### TASK DETAILS
In the data below, locate each line with the word "Campamento" and list it.

(Collected data entries)
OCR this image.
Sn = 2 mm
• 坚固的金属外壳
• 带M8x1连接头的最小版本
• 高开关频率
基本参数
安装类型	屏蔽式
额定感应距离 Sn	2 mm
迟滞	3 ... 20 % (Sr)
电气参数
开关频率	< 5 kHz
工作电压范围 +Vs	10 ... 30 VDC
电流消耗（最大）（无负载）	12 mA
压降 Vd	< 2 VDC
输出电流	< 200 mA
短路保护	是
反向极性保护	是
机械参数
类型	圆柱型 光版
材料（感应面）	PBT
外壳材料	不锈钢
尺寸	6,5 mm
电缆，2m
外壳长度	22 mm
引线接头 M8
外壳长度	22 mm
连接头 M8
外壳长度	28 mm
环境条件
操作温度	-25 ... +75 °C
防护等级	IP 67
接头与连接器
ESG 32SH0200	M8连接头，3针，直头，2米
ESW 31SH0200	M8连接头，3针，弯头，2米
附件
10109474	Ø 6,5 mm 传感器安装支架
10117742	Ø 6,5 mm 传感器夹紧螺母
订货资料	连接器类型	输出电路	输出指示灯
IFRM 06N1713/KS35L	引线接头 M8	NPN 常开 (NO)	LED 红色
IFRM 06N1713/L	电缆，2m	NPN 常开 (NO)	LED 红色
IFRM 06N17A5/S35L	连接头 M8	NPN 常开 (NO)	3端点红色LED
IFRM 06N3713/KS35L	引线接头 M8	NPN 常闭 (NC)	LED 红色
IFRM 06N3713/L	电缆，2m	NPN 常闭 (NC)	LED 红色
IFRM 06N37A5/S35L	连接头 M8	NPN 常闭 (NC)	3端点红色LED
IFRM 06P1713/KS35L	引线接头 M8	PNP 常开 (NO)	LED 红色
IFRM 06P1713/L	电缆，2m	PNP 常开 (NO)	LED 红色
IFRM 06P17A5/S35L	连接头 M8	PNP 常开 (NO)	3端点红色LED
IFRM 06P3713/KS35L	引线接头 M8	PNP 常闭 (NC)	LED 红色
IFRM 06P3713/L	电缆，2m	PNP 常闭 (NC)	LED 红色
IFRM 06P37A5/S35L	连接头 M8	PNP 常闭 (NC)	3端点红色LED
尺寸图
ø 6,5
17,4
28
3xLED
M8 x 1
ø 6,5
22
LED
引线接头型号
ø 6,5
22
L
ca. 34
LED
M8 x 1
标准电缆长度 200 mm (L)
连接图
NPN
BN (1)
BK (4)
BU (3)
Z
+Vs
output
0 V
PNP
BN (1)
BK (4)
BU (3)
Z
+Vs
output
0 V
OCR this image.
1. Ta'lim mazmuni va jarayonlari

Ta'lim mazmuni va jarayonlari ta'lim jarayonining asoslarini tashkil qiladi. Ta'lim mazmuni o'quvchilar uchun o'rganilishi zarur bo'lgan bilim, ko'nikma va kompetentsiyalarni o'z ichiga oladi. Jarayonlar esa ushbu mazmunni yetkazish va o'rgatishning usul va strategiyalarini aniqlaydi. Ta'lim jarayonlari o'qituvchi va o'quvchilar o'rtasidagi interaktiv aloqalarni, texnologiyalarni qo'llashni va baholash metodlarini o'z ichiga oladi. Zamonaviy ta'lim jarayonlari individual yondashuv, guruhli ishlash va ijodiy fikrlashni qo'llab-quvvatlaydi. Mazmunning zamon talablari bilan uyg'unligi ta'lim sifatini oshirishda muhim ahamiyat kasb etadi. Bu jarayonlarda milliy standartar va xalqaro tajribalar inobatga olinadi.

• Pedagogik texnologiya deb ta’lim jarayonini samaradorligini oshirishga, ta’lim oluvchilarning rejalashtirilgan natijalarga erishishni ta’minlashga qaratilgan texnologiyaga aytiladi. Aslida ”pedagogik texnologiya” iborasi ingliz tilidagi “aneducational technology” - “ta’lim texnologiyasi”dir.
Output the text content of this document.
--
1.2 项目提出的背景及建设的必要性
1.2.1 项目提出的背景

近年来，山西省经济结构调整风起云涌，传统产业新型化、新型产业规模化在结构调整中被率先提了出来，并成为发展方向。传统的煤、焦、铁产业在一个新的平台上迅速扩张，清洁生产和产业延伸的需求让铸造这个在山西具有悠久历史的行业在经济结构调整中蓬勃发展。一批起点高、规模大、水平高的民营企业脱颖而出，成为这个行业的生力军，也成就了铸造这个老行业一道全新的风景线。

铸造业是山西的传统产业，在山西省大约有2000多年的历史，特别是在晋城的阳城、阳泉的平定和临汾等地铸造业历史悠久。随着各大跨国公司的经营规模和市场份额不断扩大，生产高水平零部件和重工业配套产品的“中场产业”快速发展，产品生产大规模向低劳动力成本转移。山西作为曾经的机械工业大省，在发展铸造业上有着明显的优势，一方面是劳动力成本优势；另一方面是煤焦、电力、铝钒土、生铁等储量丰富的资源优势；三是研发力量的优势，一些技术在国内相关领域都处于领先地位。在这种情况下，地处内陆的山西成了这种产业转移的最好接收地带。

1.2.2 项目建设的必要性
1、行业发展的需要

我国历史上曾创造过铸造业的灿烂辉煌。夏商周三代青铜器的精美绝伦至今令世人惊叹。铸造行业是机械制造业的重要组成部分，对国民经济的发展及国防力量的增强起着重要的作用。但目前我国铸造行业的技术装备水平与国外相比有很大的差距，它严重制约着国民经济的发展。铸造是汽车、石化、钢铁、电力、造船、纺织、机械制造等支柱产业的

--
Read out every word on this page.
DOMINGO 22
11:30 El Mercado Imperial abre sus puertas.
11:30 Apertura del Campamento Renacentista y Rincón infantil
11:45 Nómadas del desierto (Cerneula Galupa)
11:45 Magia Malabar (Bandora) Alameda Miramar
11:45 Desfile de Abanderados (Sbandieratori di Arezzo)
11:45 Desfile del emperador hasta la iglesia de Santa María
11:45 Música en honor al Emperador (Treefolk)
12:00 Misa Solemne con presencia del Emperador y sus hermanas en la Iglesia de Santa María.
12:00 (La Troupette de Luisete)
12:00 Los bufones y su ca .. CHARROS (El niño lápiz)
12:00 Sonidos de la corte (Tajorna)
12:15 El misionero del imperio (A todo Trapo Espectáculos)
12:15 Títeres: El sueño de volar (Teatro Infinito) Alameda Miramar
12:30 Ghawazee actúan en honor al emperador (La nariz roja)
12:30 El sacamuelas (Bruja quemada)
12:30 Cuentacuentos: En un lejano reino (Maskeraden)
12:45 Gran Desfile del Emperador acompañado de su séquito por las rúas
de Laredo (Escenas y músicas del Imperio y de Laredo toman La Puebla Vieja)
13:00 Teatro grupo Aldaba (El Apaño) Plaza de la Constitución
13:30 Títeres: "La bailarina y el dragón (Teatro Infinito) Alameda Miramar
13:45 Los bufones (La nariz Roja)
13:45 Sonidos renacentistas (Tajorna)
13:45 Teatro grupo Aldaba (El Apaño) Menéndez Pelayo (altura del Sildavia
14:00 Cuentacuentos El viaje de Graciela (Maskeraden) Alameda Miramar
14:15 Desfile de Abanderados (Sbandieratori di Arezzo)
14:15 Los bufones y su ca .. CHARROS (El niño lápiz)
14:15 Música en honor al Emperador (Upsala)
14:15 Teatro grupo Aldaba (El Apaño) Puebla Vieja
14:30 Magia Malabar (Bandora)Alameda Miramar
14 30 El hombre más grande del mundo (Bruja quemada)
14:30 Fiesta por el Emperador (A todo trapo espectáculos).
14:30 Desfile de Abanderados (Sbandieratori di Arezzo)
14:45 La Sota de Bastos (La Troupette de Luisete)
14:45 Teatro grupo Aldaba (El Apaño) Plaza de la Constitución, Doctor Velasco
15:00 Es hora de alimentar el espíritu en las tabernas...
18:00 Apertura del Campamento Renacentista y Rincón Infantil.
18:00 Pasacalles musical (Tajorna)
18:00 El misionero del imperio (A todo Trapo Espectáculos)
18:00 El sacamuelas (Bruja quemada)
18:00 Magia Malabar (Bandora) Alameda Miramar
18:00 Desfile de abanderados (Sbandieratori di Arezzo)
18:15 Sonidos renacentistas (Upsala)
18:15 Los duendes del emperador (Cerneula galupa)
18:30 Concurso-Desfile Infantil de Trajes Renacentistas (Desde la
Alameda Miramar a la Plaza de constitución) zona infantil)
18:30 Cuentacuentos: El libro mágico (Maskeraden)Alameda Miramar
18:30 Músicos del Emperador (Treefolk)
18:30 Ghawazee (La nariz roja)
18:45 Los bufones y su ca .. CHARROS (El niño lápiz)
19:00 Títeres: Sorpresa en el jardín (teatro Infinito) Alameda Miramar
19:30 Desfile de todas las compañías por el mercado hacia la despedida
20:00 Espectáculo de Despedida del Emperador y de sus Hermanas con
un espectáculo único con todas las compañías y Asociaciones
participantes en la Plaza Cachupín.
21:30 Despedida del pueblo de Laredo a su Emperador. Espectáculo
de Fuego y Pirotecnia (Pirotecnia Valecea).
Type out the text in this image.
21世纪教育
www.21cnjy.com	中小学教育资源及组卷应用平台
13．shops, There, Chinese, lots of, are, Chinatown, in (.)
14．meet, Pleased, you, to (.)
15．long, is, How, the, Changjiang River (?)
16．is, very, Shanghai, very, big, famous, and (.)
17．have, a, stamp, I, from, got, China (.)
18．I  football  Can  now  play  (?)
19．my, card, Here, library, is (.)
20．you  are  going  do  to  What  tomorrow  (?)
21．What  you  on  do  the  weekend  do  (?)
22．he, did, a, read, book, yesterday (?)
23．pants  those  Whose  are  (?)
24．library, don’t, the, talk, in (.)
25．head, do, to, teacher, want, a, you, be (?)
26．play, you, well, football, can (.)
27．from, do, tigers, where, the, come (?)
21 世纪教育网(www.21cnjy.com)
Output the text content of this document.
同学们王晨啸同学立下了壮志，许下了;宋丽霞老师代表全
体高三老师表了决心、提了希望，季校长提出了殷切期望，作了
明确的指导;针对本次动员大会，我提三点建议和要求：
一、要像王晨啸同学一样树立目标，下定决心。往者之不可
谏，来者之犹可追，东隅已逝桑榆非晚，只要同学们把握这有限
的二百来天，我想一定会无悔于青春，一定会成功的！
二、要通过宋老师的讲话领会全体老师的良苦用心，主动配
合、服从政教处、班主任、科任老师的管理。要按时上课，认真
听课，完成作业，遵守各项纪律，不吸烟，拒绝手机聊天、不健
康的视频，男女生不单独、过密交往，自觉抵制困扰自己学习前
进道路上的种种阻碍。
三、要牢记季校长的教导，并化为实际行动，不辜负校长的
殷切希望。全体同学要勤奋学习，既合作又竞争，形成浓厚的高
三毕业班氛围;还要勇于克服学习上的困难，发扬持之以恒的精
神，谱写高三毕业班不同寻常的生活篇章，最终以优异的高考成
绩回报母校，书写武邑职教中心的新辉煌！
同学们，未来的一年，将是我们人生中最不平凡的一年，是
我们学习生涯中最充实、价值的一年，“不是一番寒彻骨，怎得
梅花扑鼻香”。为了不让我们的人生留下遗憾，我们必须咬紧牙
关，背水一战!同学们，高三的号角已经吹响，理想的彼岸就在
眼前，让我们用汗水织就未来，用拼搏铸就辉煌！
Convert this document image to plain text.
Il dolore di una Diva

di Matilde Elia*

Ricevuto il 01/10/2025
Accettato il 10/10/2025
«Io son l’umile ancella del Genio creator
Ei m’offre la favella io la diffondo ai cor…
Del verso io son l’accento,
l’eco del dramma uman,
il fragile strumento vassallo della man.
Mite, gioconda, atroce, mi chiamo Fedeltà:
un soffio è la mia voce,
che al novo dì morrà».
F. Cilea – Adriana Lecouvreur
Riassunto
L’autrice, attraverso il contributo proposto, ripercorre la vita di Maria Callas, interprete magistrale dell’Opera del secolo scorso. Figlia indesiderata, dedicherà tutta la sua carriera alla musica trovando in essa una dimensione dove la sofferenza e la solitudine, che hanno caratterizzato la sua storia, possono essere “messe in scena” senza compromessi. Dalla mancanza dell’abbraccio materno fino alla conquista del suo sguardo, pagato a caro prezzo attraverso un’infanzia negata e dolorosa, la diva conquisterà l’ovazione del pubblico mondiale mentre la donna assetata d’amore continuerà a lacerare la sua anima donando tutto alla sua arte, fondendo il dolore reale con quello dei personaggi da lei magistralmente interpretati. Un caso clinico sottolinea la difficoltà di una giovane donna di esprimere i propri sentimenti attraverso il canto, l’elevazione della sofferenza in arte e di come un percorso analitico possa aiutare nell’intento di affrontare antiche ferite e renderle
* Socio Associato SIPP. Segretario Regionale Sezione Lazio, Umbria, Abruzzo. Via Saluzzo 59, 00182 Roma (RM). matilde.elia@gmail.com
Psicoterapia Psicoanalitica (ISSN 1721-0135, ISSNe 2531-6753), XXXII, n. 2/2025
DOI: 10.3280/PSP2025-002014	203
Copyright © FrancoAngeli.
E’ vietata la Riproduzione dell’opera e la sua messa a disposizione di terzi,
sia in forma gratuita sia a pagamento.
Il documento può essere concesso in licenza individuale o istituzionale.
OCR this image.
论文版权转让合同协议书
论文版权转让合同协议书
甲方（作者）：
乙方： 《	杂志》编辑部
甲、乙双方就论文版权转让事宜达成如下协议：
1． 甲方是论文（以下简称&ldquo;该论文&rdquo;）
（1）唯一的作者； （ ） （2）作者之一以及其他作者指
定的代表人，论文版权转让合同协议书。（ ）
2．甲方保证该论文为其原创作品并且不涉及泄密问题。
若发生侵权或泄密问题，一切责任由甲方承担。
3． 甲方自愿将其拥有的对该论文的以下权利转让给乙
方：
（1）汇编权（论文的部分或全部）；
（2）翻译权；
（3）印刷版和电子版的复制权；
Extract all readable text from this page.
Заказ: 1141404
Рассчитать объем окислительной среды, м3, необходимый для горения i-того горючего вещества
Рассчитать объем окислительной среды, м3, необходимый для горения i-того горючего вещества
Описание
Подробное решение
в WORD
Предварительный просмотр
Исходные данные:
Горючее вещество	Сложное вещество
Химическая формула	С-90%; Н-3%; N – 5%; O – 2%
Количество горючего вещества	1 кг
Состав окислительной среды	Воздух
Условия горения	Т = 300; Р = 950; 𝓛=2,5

### RESULT OF THIS TASK
11:30 Apertura del Campamento Renacentista y Rincón infantil
18:00 Apertura del Campamento Renacentista y Rincón Infantil.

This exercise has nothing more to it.